━━ INPUT

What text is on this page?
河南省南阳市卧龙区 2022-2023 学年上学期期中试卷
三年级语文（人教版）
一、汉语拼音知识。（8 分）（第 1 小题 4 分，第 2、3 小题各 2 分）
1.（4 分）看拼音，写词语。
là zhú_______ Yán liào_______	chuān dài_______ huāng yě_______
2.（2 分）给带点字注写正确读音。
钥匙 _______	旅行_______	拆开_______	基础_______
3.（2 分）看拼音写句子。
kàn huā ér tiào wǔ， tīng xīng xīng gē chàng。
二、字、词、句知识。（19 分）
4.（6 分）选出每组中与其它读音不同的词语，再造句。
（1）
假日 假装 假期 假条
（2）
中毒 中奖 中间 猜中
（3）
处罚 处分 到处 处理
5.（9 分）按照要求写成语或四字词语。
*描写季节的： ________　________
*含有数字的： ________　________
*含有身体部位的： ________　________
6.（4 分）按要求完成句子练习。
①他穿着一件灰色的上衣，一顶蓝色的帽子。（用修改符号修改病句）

━━━━
━━ INPUT

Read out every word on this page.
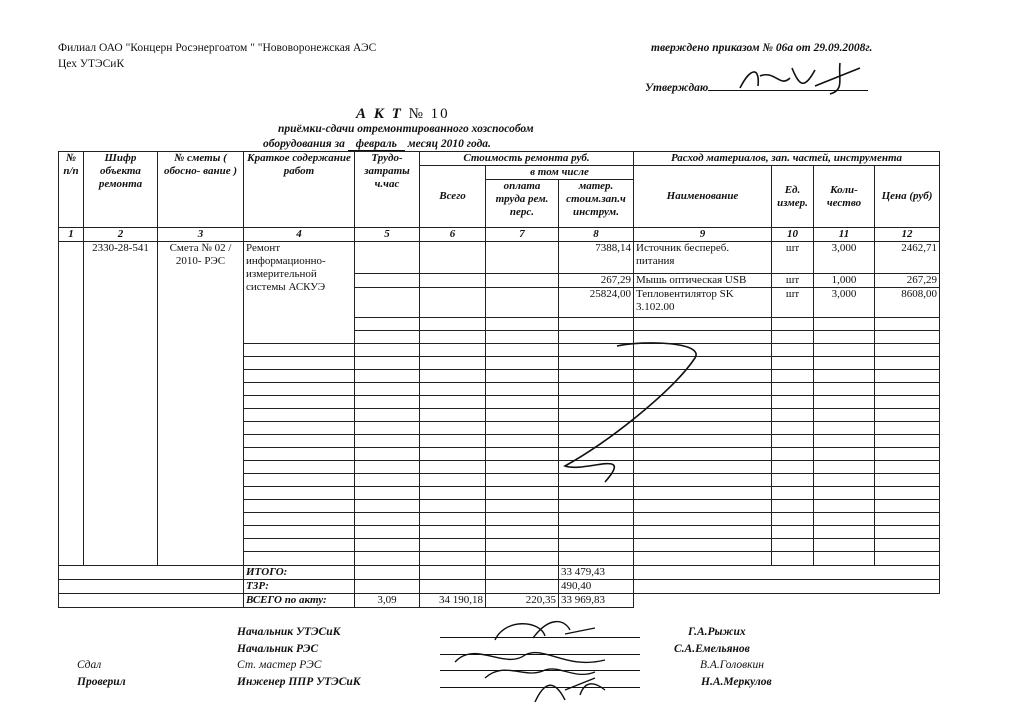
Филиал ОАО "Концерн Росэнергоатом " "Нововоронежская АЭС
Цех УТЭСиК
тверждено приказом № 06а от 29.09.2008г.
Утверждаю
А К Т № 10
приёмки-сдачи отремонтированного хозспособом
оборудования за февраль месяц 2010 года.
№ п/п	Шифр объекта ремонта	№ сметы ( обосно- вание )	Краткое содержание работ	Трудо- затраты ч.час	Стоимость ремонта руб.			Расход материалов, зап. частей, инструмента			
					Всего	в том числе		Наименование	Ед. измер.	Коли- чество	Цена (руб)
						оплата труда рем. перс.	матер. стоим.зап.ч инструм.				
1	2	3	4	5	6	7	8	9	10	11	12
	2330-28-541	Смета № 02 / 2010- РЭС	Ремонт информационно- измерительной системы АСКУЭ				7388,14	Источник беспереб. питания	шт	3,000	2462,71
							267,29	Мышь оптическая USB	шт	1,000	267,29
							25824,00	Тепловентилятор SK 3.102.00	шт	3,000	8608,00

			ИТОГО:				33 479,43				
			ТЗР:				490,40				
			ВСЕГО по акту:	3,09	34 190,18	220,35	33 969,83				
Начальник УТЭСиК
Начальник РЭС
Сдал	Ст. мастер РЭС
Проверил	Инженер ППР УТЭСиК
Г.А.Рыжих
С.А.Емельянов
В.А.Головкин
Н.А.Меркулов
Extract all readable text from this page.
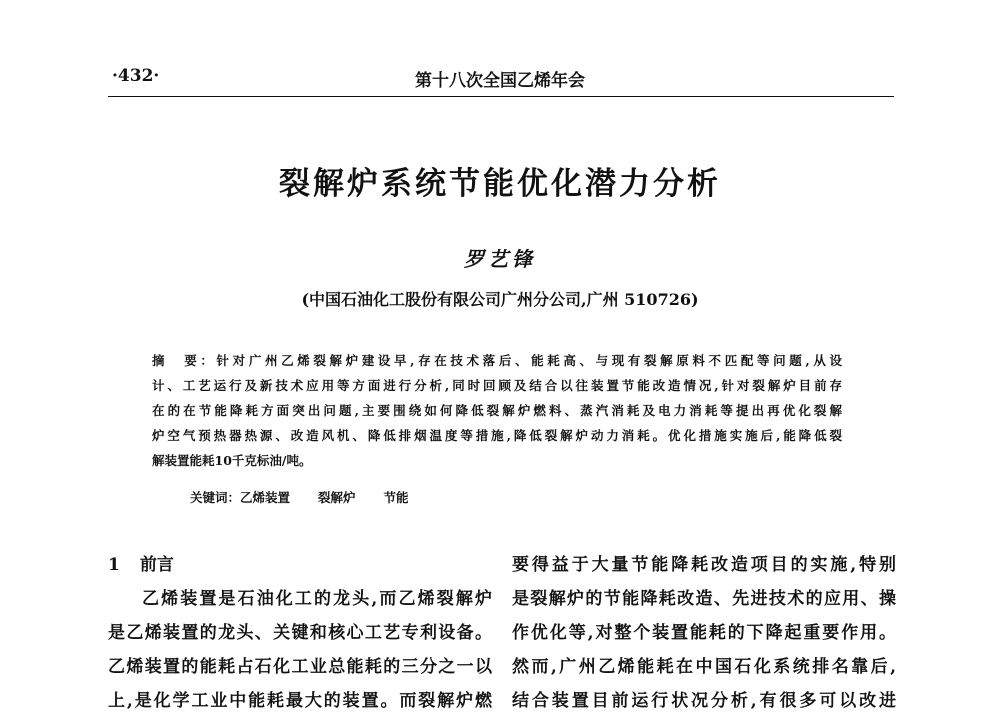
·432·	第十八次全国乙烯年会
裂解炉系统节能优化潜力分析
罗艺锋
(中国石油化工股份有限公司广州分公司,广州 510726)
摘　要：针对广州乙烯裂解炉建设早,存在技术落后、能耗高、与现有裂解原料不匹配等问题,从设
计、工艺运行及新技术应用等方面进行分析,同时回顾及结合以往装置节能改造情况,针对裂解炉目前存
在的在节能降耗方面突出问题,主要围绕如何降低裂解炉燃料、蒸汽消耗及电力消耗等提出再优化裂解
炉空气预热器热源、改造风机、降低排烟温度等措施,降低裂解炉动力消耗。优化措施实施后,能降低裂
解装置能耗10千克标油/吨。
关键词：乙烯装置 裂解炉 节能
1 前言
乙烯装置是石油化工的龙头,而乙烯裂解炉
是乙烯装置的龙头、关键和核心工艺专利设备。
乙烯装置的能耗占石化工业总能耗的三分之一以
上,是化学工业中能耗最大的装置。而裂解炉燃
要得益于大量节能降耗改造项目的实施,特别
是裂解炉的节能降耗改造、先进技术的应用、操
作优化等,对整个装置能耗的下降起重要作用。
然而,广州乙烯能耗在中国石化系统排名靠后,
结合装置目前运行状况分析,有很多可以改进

━━━━
━━ INPUT

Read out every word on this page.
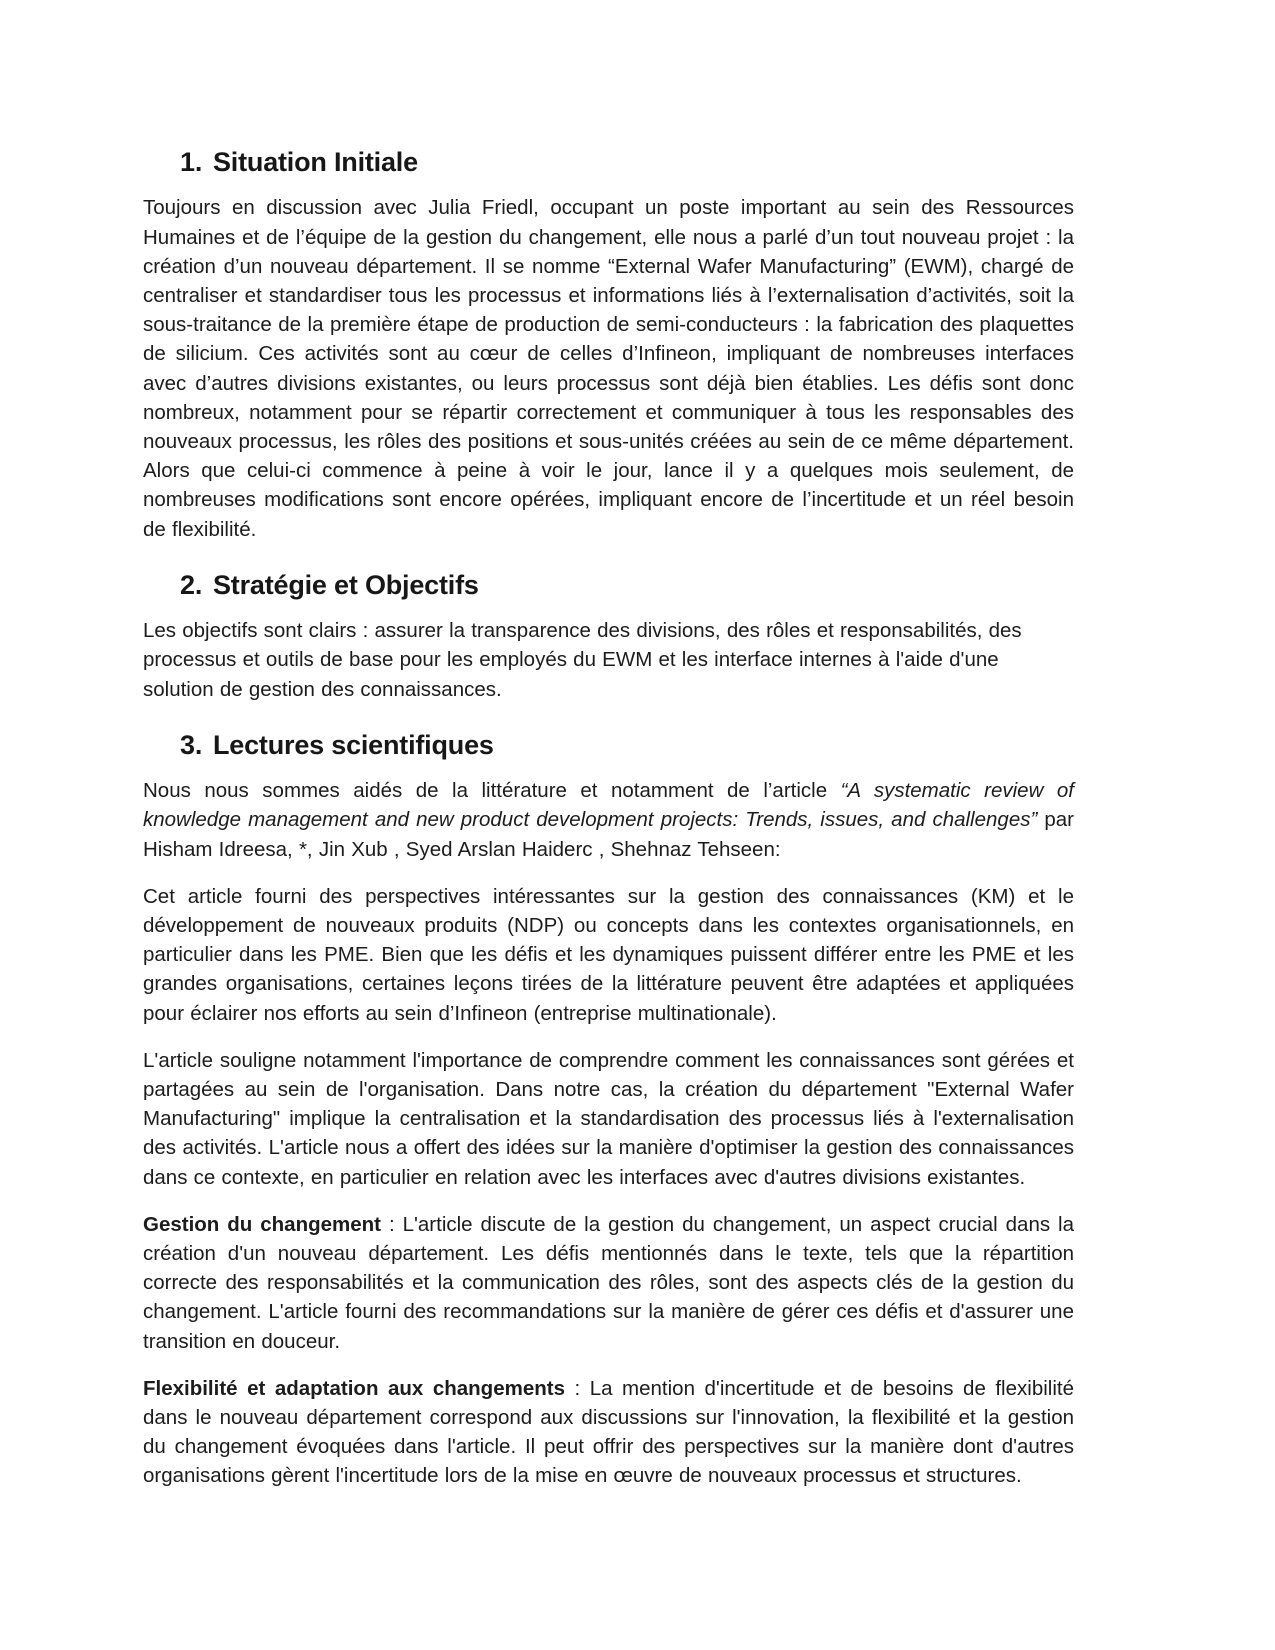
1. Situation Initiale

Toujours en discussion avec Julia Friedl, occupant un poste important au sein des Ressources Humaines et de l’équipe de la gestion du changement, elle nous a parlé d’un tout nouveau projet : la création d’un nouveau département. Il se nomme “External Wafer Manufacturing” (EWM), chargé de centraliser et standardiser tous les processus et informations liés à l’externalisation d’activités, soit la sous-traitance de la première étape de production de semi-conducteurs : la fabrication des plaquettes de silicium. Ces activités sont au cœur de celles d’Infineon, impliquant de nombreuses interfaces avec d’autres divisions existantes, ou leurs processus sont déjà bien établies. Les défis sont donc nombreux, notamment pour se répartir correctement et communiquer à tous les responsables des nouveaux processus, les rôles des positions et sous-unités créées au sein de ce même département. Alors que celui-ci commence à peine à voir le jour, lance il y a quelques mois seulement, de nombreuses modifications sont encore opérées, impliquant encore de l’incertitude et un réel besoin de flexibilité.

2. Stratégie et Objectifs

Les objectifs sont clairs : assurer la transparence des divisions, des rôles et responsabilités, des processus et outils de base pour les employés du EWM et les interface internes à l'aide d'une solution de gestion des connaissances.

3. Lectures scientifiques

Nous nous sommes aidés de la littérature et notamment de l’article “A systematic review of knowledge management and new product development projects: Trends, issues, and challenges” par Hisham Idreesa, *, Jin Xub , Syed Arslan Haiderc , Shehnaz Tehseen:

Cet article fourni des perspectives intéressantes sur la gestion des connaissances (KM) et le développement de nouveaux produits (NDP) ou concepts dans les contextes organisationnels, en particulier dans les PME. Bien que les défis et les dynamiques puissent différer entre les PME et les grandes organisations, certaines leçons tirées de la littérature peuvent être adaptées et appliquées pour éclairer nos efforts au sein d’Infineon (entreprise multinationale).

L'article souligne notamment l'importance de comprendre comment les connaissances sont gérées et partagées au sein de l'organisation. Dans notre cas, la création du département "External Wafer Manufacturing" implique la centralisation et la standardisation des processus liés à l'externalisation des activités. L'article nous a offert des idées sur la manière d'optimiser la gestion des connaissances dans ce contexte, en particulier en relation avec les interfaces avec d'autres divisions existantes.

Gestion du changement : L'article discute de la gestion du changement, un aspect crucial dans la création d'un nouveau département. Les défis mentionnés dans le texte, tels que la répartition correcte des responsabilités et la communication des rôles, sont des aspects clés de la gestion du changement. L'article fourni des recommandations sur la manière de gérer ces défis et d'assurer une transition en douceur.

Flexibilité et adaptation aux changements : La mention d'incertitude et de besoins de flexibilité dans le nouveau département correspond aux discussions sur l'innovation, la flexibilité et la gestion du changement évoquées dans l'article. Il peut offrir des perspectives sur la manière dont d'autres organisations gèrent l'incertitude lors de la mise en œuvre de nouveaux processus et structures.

━━━━

▶ **EXERCISE DIRECTIONS**:
Where a line of the entries contains the word "УТЭСиК", copy that line.

▶ **SOLVED PROBLEM**:
Цех УТЭСиК
Начальник УТЭСиК
Проверил	Инженер ППР УТЭСиК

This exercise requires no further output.